-- Exercise material start --

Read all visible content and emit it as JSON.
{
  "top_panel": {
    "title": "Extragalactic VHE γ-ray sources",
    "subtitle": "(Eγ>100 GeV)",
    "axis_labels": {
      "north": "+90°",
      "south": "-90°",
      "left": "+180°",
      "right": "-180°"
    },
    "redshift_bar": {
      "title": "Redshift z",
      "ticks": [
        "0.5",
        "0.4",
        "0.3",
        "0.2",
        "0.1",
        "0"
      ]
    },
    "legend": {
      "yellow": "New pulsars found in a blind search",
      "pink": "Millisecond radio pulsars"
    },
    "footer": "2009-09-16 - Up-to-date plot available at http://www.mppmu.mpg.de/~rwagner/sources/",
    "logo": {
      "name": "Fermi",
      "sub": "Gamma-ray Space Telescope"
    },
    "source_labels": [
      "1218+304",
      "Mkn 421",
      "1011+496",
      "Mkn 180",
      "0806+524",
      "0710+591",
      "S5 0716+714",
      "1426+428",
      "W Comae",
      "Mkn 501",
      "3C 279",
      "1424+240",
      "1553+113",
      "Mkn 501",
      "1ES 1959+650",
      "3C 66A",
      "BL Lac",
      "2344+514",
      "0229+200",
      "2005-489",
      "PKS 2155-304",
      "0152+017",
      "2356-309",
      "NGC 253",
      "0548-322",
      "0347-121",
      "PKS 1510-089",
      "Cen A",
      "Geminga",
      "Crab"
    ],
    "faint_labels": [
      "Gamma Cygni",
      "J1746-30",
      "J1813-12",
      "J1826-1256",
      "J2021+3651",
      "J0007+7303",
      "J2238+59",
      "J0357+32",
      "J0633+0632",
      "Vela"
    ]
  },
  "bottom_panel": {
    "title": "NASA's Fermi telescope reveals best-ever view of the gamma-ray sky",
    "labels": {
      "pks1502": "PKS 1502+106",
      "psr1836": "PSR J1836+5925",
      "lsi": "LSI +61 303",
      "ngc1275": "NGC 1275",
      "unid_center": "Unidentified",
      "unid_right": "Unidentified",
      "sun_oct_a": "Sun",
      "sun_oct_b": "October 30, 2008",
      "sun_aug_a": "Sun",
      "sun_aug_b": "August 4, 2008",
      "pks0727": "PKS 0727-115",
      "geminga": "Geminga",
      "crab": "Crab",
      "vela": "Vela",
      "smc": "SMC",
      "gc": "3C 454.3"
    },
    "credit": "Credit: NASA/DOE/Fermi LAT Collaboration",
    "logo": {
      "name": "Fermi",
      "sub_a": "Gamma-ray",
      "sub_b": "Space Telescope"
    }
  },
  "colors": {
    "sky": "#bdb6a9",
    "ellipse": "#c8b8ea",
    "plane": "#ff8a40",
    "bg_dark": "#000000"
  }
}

-- Exercise material end --

*Objective:* Output all of the material, please, exactly as it stands.

*Solved problem:*
Read all visible content and emit it as JSON.
{
  "top_panel": {
    "title": "Extragalactic VHE γ-ray sources",
    "subtitle": "(Eγ>100 GeV)",
    "axis_labels": {
      "north": "+90°",
      "south": "-90°",
      "left": "+180°",
      "right": "-180°"
    },
    "redshift_bar": {
      "title": "Redshift z",
      "ticks": [
        "0.5",
        "0.4",
        "0.3",
        "0.2",
        "0.1",
        "0"
      ]
    },
    "legend": {
      "yellow": "New pulsars found in a blind search",
      "pink": "Millisecond radio pulsars"
    },
    "footer": "2009-09-16 - Up-to-date plot available at http://www.mppmu.mpg.de/~rwagner/sources/",
    "logo": {
      "name": "Fermi",
      "sub": "Gamma-ray Space Telescope"
    },
    "source_labels": [
      "1218+304",
      "Mkn 421",
      "1011+496",
      "Mkn 180",
      "0806+524",
      "0710+591",
      "S5 0716+714",
      "1426+428",
      "W Comae",
      "Mkn 501",
      "3C 279",
      "1424+240",
      "1553+113",
      "Mkn 501",
      "1ES 1959+650",
      "3C 66A",
      "BL Lac",
      "2344+514",
      "0229+200",
      "2005-489",
      "PKS 2155-304",
      "0152+017",
      "2356-309",
      "NGC 253",
      "0548-322",
      "0347-121",
      "PKS 1510-089",
      "Cen A",
      "Geminga",
      "Crab"
    ],
    "faint_labels": [
      "Gamma Cygni",
      "J1746-30",
      "J1813-12",
      "J1826-1256",
      "J2021+3651",
      "J0007+7303",
      "J2238+59",
      "J0357+32",
      "J0633+0632",
      "Vela"
    ]
  },
  "bottom_panel": {
    "title": "NASA's Fermi telescope reveals best-ever view of the gamma-ray sky",
    "labels": {
      "pks1502": "PKS 1502+106",
      "psr1836": "PSR J1836+5925",
      "lsi": "LSI +61 303",
      "ngc1275": "NGC 1275",
      "unid_center": "Unidentified",
      "unid_right": "Unidentified",
      "sun_oct_a": "Sun",
      "sun_oct_b": "October 30, 2008",
      "sun_aug_a": "Sun",
      "sun_aug_b": "August 4, 2008",
      "pks0727": "PKS 0727-115",
      "geminga": "Geminga",
      "crab": "Crab",
      "vela": "Vela",
      "smc": "SMC",
      "gc": "3C 454.3"
    },
    "credit": "Credit: NASA/DOE/Fermi LAT Collaboration",
    "logo": {
      "name": "Fermi",
      "sub_a": "Gamma-ray",
      "sub_b": "Space Telescope"
    }
  },
  "colors": {
    "sky": "#bdb6a9",
    "ellipse": "#c8b8ea",
    "plane": "#ff8a40",
    "bg_dark": "#000000"
  }
}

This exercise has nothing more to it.